══ Provided records
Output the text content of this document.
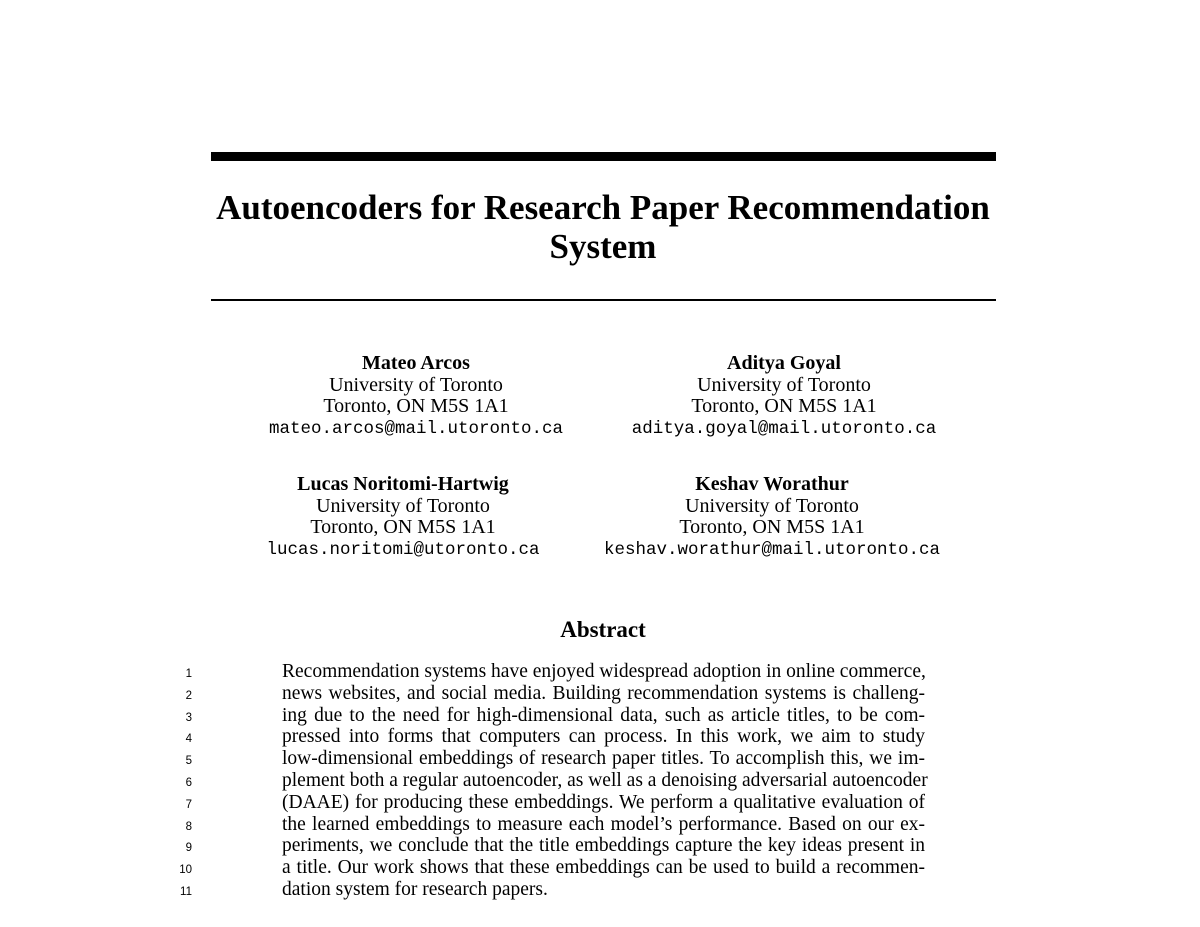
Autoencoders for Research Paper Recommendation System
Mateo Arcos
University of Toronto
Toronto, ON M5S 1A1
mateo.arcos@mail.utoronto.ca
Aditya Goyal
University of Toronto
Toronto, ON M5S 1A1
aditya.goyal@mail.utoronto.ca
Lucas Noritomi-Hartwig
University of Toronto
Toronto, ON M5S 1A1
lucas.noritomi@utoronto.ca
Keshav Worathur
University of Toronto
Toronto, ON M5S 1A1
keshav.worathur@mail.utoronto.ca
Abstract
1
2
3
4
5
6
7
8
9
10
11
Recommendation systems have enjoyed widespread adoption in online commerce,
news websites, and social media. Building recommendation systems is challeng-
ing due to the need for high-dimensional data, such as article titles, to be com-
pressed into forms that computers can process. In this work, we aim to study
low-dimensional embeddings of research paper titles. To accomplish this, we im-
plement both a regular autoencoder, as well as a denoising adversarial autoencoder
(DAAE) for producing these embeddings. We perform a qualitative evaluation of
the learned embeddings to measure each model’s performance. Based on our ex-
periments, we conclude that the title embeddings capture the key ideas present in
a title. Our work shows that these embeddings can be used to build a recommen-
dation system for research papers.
════
Transcribe the material exactly, leaving every picture out.

Output the text content of this document.
Autoencoders for Research Paper Recommendation System
Mateo Arcos
University of Toronto
Toronto, ON M5S 1A1
mateo.arcos@mail.utoronto.ca
Aditya Goyal
University of Toronto
Toronto, ON M5S 1A1
aditya.goyal@mail.utoronto.ca
Lucas Noritomi-Hartwig
University of Toronto
Toronto, ON M5S 1A1
lucas.noritomi@utoronto.ca
Keshav Worathur
University of Toronto
Toronto, ON M5S 1A1
keshav.worathur@mail.utoronto.ca
Abstract
1
2
3
4
5
6
7
8
9
10
11
Recommendation systems have enjoyed widespread adoption in online commerce,
news websites, and social media. Building recommendation systems is challeng-
ing due to the need for high-dimensional data, such as article titles, to be com-
pressed into forms that computers can process. In this work, we aim to study
low-dimensional embeddings of research paper titles. To accomplish this, we im-
plement both a regular autoencoder, as well as a denoising adversarial autoencoder
(DAAE) for producing these embeddings. We perform a qualitative evaluation of
the learned embeddings to measure each model’s performance. Based on our ex-
periments, we conclude that the title embeddings capture the key ideas present in
a title. Our work shows that these embeddings can be used to build a recommen-
dation system for research papers.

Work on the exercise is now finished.